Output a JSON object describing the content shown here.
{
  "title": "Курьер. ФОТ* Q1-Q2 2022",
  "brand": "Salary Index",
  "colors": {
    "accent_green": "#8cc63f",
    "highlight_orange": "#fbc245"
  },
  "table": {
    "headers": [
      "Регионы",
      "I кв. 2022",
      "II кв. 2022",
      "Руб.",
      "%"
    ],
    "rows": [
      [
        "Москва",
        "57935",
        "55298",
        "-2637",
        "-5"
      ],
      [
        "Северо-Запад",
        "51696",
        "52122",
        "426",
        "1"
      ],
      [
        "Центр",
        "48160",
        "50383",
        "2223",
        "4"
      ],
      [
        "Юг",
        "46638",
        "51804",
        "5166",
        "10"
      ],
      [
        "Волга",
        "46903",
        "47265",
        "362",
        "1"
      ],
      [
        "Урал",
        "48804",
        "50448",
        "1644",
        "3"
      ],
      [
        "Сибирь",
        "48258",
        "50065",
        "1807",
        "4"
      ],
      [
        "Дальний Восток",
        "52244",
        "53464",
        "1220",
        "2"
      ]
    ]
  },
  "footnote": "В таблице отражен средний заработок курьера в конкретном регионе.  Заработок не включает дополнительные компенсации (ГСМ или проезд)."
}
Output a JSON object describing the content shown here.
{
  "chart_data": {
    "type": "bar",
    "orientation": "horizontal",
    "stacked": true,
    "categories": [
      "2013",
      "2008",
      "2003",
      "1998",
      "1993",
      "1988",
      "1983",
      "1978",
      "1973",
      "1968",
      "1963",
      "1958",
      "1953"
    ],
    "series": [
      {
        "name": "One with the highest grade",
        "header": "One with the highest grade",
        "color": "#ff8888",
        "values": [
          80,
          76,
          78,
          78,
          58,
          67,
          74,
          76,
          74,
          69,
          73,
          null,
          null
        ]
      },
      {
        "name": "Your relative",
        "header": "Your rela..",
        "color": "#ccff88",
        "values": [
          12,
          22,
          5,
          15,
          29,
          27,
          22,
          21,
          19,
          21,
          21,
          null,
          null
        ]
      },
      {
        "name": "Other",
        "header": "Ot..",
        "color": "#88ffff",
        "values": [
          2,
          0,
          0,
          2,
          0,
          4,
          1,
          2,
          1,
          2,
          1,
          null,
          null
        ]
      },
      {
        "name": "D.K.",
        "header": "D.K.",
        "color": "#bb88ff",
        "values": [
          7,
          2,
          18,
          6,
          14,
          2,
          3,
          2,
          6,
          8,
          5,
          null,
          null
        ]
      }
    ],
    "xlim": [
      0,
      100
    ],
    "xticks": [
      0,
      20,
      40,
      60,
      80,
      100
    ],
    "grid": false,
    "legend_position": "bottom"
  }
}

| Aim |
Find the word "Your" in the data and copy out each line where it turns up.

| Task answer |
        "name": "Your relative",
        "header": "Your rela..",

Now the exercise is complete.